Until the first decade of the 2000s, the only wild population of raccoons in Italy occurred in Lombardy, Northern Italy. Ten years later, a further small breeding population was reported in the Casentino valley, Central Italy. Following this observation, a neighbouring national park, fearing a massive invasion, lodged with the authorities an official complaint. As part of the official enquiry that ensued, we showed through genetic evidence that the source of the free-roaming raccoons was a nearby private zoo-park from which the animals had escaped. In particular, the use of highly informative STR markers revealed close kinship of the wild-caught raccoons from the Casentino valley to all individuals hosted in the investigated private zoo-park, while comparatively no kinship was shown either with captive raccoons sampled across Europe or with wild raccoons in Italy. Our 11-loci panel proved to be reliable and effective in differentiating raccoon gene pools and resolving kinship relationships, even when highly inbred individuals were involved and different statistic approaches were used. For example, if the population was dramatically large and inbred (e.g. counting more than 15,000 sibling raccoons), our set of STR loci would still be capable to discriminate single individuals and genetically reconstruct genealogies. Moreover, since relatedness analyses were performed under a very conservative approach, with false negatives that were preferred to untrue parent/offspring and full-sibling relationships (so that, in the view of a trial, the defense attorney's hypothesis was favoured), our conclusions appear to be highly supported.

Data from mtDNA analysis corroborated the results from nuclear biparental markers. Wild and captive raccoons of the Casentino valley shared the same and unique maternal CR haplotype PLO2a, which pleads for a common origin. It should be mentioned, however, that PLO2, together with PLO13, is one of the most frequent haplotypes found both in native raccoons from North America and in raccoons introduced worldwide22,23,24,25, which suggests poor diagnostic capability for this marker. That said, however, haplotype PLO2 was absent from wild raccoons of Lombardy, thereby excluding this population as source for raccoons of the Casentino valley (see also below).

Beyond the scientific side, which covers the ecosystem management in a broad sense, our genetic results would have contributed substantially in the judicial context, where they would have been probative to convict the defendant at trial. Nevertheless, they were not, because the owner of the zoo-park died during the laboratory analyses, thereby the prosecution was discontinued and the crime was settled.
***
§ Task to complete
In the passage on raccoons in the Casentino valley, switch "mtDNA" to "mitochondrial DNA" and write out the section from "Data from mtDNA" to "(see also below)." again.

§ Entries supplied
***
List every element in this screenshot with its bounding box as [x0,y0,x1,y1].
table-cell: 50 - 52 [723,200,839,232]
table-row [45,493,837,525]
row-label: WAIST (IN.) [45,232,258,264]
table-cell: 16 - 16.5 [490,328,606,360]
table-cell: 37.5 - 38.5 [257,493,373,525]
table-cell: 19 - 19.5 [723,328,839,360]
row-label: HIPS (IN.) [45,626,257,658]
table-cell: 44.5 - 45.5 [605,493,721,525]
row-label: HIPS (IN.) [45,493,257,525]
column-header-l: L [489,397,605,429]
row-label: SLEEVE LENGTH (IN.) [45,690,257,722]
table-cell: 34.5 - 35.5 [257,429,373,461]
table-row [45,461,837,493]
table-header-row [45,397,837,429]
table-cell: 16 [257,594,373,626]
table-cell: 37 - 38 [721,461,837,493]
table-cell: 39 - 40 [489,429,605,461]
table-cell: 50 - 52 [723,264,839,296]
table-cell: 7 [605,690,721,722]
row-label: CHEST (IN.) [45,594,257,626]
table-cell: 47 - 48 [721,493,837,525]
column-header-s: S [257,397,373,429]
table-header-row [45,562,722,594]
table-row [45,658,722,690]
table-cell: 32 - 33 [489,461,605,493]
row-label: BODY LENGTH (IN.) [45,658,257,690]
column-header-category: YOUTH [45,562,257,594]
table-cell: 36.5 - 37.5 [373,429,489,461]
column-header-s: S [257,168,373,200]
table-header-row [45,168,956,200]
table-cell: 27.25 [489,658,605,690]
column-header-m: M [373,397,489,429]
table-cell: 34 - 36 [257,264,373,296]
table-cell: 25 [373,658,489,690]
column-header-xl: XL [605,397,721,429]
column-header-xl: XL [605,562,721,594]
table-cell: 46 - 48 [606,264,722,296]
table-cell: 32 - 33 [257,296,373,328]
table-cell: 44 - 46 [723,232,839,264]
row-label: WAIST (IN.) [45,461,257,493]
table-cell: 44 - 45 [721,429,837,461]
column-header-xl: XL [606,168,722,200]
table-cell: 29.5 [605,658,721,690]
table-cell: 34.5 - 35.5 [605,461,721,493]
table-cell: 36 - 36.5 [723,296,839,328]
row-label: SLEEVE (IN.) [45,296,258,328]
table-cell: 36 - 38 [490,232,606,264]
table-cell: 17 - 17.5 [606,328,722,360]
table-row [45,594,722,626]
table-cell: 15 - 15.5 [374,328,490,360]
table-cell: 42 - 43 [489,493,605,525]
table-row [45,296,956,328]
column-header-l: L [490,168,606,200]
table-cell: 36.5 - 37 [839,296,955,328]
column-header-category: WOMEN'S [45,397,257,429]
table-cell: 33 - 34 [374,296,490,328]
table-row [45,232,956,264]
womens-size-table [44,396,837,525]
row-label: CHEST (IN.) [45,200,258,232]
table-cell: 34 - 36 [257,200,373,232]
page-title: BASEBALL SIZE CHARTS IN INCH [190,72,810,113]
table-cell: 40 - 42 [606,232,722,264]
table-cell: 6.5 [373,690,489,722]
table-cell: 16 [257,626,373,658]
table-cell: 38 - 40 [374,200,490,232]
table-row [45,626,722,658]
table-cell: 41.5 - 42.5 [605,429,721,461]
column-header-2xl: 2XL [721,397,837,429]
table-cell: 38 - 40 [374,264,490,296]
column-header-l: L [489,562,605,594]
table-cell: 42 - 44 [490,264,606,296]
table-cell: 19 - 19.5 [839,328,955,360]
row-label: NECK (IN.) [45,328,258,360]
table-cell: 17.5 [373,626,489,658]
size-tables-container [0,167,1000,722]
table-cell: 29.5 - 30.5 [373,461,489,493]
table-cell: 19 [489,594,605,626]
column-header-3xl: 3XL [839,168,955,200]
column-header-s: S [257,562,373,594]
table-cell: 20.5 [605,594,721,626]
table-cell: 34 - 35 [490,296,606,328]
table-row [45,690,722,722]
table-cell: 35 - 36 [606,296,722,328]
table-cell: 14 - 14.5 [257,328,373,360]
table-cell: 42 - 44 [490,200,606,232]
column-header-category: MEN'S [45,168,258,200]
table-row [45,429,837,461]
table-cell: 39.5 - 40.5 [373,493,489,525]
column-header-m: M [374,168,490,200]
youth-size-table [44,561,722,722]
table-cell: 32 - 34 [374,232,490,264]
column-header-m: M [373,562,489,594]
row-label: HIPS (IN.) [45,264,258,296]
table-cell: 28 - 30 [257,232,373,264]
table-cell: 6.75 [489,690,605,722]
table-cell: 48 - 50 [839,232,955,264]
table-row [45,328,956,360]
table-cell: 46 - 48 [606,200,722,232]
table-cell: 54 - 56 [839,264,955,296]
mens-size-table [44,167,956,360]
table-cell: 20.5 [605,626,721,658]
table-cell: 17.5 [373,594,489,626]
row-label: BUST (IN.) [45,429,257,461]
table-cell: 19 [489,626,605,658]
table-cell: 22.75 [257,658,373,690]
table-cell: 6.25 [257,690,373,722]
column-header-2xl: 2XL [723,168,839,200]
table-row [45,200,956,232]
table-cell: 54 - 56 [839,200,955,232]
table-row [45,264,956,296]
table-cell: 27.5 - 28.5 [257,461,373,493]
***
§ Solution
Data from mitochondrial DNA analysis corroborated the results from nuclear biparental markers. Wild and captive raccoons of the Casentino valley shared the same and unique maternal CR haplotype PLO2a, which pleads for a common origin. It should be mentioned, however, that PLO2, together with PLO13, is one of the most frequent haplotypes found both in native raccoons from North America and in raccoons introduced worldwide22,23,24,25, which suggests poor diagnostic capability for this marker. That said, however, haplotype PLO2 was absent from wild raccoons of Lombardy, thereby excluding this population as source for raccoons of the Casentino valley (see also below).